* _Отрывок для чтения_
▬▬▬▬▬▬

Страница 2 из 25
Дом искусств. Четвертая дверь налево. Стучу. Генеральский бас отвечает: “Войдите!” За столом – бравый полковник в отставке, в какой-то застиранной кацавейке, пишет. Или делает вид, что пишет. Тамара, милая восемнадцатилетняя девушка, греет суп на буржуйке. Разговоры у нас с полковником бывали интересные. Особенно в феврале 21-го. Мы говорили меньше о литературе, чем о Штейнере и хлыстах. Тема была свежая для нас обоих, и говорилось потому легко. Полковник, иначе говоря, писательница Ольга Дмитриевна Форш, только недавно отошла от штейнерианства и относилась к вопросам мистики с повышенным интересом. Забавно, что те, кто не говорят о Штейнере с восхищением, говорят о нем с раздражением. У Ольги Дмитриевны в этом раздражении было много личного. Она знала Штейнера – встречалась и разговаривала с ним – и, как положено, была им покорена.
Что касается общения и дружеских связей моего отца, то здесь помимо общеисторических причин, сыграли роль личные обстоятельства. Биография его сложилась так, что во многом предопределила разнообразие и богатство знакомств. Его жизнь началась под знаком трагедии, что читалась в его имени, точнее, в сочетании имени и отчества.
Письмо из Хабаровска
13 июля 1900-го, последнего года XIX века, четырнадцатилетняя девочка по имени Леля писала гимназической подруге:
Вот мы и в Хабаровске! Ты, конечно, удивляешься? Сейчас я расскажу, каким образом это случилось.
Однажды в Фулярди мы с мамой спокойно сидели в столовой и разговаривали. Вдруг влетел, буквально влетел в комнату папа, взял маму под руку и вышел в другую комнату. Через минуту они вышли опять в столовую, и я заметила, что они оба взволнованы, а мама даже немного бледна. Папа сейчас же ушел, сказав маме, чтобы она “поскорее”. Я сейчас же пристала к маме с расспросами, и она мне рассказала, в чем дело: в Китае и Маньчжурии появились мятежники, желающие во что бы то ни стало вытеснить европейцев, число их очень велико и, кроме того, к ним понемногу присоединяется народ, а правительство ничего не имеет против. Первые нападения мятежников были сделаны на Порт-Артурские участки и на Хайгар. Хайгар от нашего Фулярди находится на расстоянии около 600 верст. И вот, когда стало известно, что уже сделано нападение на Хайгар, была получена срочная телеграмма от главного инженера: собраться всем служащим и с семействами в тот же день выехать на поезде в Харбин. Телеграмма была получена в три часа дня, а в семь вечера мы были уже на поезде.

▬▬▬▬▬▬

* _Что сделать_
a) Выпишите все имена людей, которые упоминаются в отрывке.
b) Перепишите дословно фрагмент отрывка: начните со слов «Страница 2 из» и остановитесь после слов «была им покорена.».

* _Исходные данные_
▬▬▬▬▬▬

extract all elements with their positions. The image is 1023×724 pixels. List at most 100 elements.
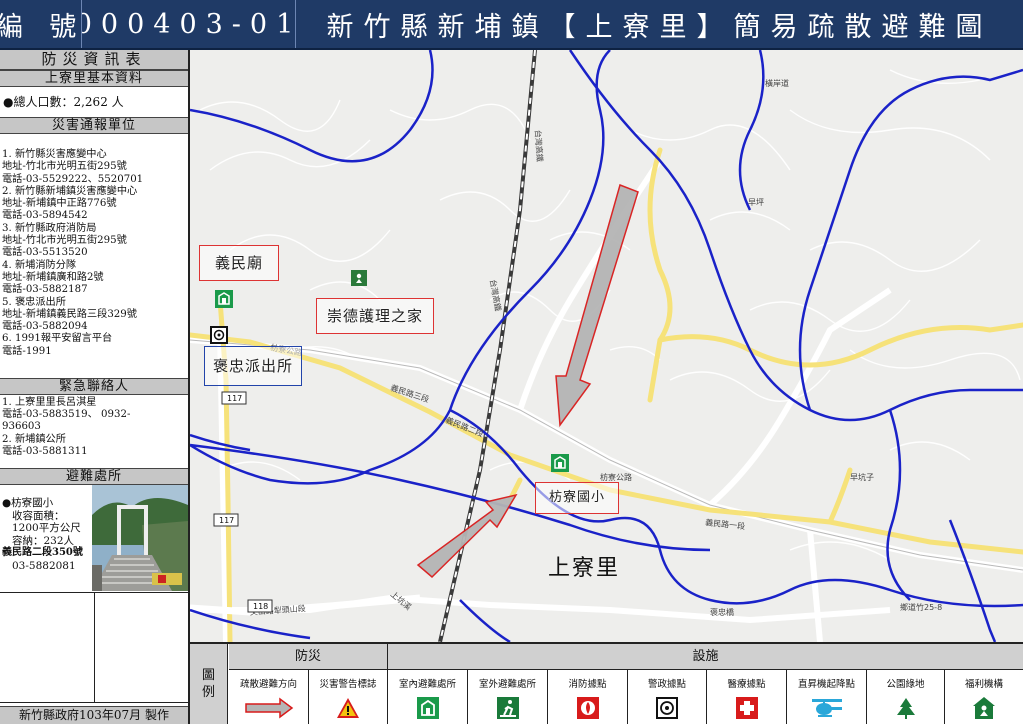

▬▬▬▬▬▬

* _Ответы по порядку_
a) Тамара, Штейнер, Ольга Дмитриевна Форш, Леля

b)
Страница 2 из 25
Дом искусств. Четвертая дверь налево. Стучу. Генеральский бас отвечает: “Войдите!” За столом – бравый полковник в отставке, в какой-то застиранной кацавейке, пишет. Или делает вид, что пишет. Тамара, милая восемнадцатилетняя девушка, греет суп на буржуйке. Разговоры у нас с полковником бывали интересные. Особенно в феврале 21-го. Мы говорили меньше о литературе, чем о Штейнере и хлыстах. Тема была свежая для нас обоих, и говорилось потому легко. Полковник, иначе говоря, писательница Ольга Дмитриевна Форш, только недавно отошла от штейнерианства и относилась к вопросам мистики с повышенным интересом. Забавно, что те, кто не говорят о Штейнере с восхищением, говорят о нем с раздражением. У Ольги Дмитриевны в этом раздражении было много личного. Она знала Штейнера – встречалась и разговаривала с ним – и, как положено, была им покорена.